## Work to complete
Copy out all the entries exactly.

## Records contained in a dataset
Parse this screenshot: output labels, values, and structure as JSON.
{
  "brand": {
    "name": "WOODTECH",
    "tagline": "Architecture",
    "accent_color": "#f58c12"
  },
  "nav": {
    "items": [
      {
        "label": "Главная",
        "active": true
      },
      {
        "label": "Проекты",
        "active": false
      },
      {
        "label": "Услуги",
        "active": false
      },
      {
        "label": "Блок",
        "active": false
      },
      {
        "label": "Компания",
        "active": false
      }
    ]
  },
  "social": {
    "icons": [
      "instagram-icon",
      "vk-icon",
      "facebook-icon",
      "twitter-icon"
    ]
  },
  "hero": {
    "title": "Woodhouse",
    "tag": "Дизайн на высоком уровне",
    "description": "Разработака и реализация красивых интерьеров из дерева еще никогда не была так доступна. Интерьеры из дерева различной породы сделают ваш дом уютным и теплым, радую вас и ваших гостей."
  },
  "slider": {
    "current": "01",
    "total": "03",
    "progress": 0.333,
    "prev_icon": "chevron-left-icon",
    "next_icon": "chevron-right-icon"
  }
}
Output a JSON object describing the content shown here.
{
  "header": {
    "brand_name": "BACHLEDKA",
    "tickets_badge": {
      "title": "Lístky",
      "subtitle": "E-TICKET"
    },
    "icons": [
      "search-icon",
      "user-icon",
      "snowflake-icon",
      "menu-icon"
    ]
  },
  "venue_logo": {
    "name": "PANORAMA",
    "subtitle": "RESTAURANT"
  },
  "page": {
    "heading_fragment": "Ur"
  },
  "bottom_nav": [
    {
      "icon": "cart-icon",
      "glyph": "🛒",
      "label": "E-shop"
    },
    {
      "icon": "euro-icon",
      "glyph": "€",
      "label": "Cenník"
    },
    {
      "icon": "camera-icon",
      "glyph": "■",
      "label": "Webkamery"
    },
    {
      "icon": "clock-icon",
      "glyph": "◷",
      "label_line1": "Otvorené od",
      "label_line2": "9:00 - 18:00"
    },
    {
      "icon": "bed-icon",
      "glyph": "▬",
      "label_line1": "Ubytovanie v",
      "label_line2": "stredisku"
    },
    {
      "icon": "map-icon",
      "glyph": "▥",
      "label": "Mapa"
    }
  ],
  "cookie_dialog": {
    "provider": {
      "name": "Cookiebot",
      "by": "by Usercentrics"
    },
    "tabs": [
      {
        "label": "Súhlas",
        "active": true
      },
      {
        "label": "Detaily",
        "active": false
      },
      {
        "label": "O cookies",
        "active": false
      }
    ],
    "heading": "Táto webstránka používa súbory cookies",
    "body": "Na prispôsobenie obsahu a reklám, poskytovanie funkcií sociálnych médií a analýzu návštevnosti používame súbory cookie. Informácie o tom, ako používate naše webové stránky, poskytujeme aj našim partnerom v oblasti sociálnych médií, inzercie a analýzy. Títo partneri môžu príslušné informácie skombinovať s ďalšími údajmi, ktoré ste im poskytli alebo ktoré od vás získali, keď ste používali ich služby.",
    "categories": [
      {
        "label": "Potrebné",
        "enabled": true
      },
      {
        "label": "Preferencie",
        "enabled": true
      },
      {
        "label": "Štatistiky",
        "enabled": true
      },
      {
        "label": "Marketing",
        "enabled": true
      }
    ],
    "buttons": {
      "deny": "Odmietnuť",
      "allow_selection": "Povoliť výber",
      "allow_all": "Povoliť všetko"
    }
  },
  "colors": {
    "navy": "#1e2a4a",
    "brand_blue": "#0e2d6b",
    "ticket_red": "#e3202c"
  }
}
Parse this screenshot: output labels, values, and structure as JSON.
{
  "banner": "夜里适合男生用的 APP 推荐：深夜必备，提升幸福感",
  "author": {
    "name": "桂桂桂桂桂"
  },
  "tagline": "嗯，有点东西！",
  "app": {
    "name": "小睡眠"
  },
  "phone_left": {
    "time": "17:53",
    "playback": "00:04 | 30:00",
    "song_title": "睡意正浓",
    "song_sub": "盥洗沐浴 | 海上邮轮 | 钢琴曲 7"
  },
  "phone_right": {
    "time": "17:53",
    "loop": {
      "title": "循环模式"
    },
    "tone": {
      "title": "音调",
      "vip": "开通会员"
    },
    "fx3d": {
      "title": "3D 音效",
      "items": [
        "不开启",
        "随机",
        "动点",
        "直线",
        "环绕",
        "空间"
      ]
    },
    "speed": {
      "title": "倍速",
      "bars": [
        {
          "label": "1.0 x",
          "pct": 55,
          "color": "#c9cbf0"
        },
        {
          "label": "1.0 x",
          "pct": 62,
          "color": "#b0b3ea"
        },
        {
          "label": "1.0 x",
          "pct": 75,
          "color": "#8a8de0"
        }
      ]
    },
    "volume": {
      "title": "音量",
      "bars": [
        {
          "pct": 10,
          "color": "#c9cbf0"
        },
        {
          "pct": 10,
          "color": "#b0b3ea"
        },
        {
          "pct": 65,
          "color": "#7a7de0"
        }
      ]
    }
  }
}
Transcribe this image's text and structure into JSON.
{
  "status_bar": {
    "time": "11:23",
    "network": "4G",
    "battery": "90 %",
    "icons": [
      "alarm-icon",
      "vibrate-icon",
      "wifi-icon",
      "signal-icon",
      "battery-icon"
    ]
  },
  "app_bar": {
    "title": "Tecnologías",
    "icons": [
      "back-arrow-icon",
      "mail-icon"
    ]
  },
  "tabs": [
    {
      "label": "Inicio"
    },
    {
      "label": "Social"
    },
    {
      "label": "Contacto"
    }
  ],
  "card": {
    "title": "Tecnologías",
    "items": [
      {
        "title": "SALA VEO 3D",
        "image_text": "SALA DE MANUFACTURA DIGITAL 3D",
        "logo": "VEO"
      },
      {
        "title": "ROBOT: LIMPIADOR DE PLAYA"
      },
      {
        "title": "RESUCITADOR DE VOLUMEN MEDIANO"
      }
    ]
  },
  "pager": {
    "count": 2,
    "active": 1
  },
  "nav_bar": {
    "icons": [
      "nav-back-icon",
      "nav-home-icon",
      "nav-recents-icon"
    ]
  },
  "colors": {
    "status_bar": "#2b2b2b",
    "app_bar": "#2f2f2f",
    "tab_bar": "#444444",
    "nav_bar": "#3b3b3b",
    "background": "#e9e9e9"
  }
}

## Solution to this task
Parse this screenshot: output labels, values, and structure as JSON.
{
  "brand": {
    "name": "WOODTECH",
    "tagline": "Architecture",
    "accent_color": "#f58c12"
  },
  "nav": {
    "items": [
      {
        "label": "Главная",
        "active": true
      },
      {
        "label": "Проекты",
        "active": false
      },
      {
        "label": "Услуги",
        "active": false
      },
      {
        "label": "Блок",
        "active": false
      },
      {
        "label": "Компания",
        "active": false
      }
    ]
  },
  "social": {
    "icons": [
      "instagram-icon",
      "vk-icon",
      "facebook-icon",
      "twitter-icon"
    ]
  },
  "hero": {
    "title": "Woodhouse",
    "tag": "Дизайн на высоком уровне",
    "description": "Разработака и реализация красивых интерьеров из дерева еще никогда не была так доступна. Интерьеры из дерева различной породы сделают ваш дом уютным и теплым, радую вас и ваших гостей."
  },
  "slider": {
    "current": "01",
    "total": "03",
    "progress": 0.333,
    "prev_icon": "chevron-left-icon",
    "next_icon": "chevron-right-icon"
  }
}
Output a JSON object describing the content shown here.
{
  "header": {
    "brand_name": "BACHLEDKA",
    "tickets_badge": {
      "title": "Lístky",
      "subtitle": "E-TICKET"
    },
    "icons": [
      "search-icon",
      "user-icon",
      "snowflake-icon",
      "menu-icon"
    ]
  },
  "venue_logo": {
    "name": "PANORAMA",
    "subtitle": "RESTAURANT"
  },
  "page": {
    "heading_fragment": "Ur"
  },
  "bottom_nav": [
    {
      "icon": "cart-icon",
      "glyph": "🛒",
      "label": "E-shop"
    },
    {
      "icon": "euro-icon",
      "glyph": "€",
      "label": "Cenník"
    },
    {
      "icon": "camera-icon",
      "glyph": "■",
      "label": "Webkamery"
    },
    {
      "icon": "clock-icon",
      "glyph": "◷",
      "label_line1": "Otvorené od",
      "label_line2": "9:00 - 18:00"
    },
    {
      "icon": "bed-icon",
      "glyph": "▬",
      "label_line1": "Ubytovanie v",
      "label_line2": "stredisku"
    },
    {
      "icon": "map-icon",
      "glyph": "▥",
      "label": "Mapa"
    }
  ],
  "cookie_dialog": {
    "provider": {
      "name": "Cookiebot",
      "by": "by Usercentrics"
    },
    "tabs": [
      {
        "label": "Súhlas",
        "active": true
      },
      {
        "label": "Detaily",
        "active": false
      },
      {
        "label": "O cookies",
        "active": false
      }
    ],
    "heading": "Táto webstránka používa súbory cookies",
    "body": "Na prispôsobenie obsahu a reklám, poskytovanie funkcií sociálnych médií a analýzu návštevnosti používame súbory cookie. Informácie o tom, ako používate naše webové stránky, poskytujeme aj našim partnerom v oblasti sociálnych médií, inzercie a analýzy. Títo partneri môžu príslušné informácie skombinovať s ďalšími údajmi, ktoré ste im poskytli alebo ktoré od vás získali, keď ste používali ich služby.",
    "categories": [
      {
        "label": "Potrebné",
        "enabled": true
      },
      {
        "label": "Preferencie",
        "enabled": true
      },
      {
        "label": "Štatistiky",
        "enabled": true
      },
      {
        "label": "Marketing",
        "enabled": true
      }
    ],
    "buttons": {
      "deny": "Odmietnuť",
      "allow_selection": "Povoliť výber",
      "allow_all": "Povoliť všetko"
    }
  },
  "colors": {
    "navy": "#1e2a4a",
    "brand_blue": "#0e2d6b",
    "ticket_red": "#e3202c"
  }
}
Parse this screenshot: output labels, values, and structure as JSON.
{
  "banner": "夜里适合男生用的 APP 推荐：深夜必备，提升幸福感",
  "author": {
    "name": "桂桂桂桂桂"
  },
  "tagline": "嗯，有点东西！",
  "app": {
    "name": "小睡眠"
  },
  "phone_left": {
    "time": "17:53",
    "playback": "00:04 | 30:00",
    "song_title": "睡意正浓",
    "song_sub": "盥洗沐浴 | 海上邮轮 | 钢琴曲 7"
  },
  "phone_right": {
    "time": "17:53",
    "loop": {
      "title": "循环模式"
    },
    "tone": {
      "title": "音调",
      "vip": "开通会员"
    },
    "fx3d": {
      "title": "3D 音效",
      "items": [
        "不开启",
        "随机",
        "动点",
        "直线",
        "环绕",
        "空间"
      ]
    },
    "speed": {
      "title": "倍速",
      "bars": [
        {
          "label": "1.0 x",
          "pct": 55,
          "color": "#c9cbf0"
        },
        {
          "label": "1.0 x",
          "pct": 62,
          "color": "#b0b3ea"
        },
        {
          "label": "1.0 x",
          "pct": 75,
          "color": "#8a8de0"
        }
      ]
    },
    "volume": {
      "title": "音量",
      "bars": [
        {
          "pct": 10,
          "color": "#c9cbf0"
        },
        {
          "pct": 10,
          "color": "#b0b3ea"
        },
        {
          "pct": 65,
          "color": "#7a7de0"
        }
      ]
    }
  }
}
Transcribe this image's text and structure into JSON.
{
  "status_bar": {
    "time": "11:23",
    "network": "4G",
    "battery": "90 %",
    "icons": [
      "alarm-icon",
      "vibrate-icon",
      "wifi-icon",
      "signal-icon",
      "battery-icon"
    ]
  },
  "app_bar": {
    "title": "Tecnologías",
    "icons": [
      "back-arrow-icon",
      "mail-icon"
    ]
  },
  "tabs": [
    {
      "label": "Inicio"
    },
    {
      "label": "Social"
    },
    {
      "label": "Contacto"
    }
  ],
  "card": {
    "title": "Tecnologías",
    "items": [
      {
        "title": "SALA VEO 3D",
        "image_text": "SALA DE MANUFACTURA DIGITAL 3D",
        "logo": "VEO"
      },
      {
        "title": "ROBOT: LIMPIADOR DE PLAYA"
      },
      {
        "title": "RESUCITADOR DE VOLUMEN MEDIANO"
      }
    ]
  },
  "pager": {
    "count": 2,
    "active": 1
  },
  "nav_bar": {
    "icons": [
      "nav-back-icon",
      "nav-home-icon",
      "nav-recents-icon"
    ]
  },
  "colors": {
    "status_bar": "#2b2b2b",
    "app_bar": "#2f2f2f",
    "tab_bar": "#444444",
    "nav_bar": "#3b3b3b",
    "background": "#e9e9e9"
  }
}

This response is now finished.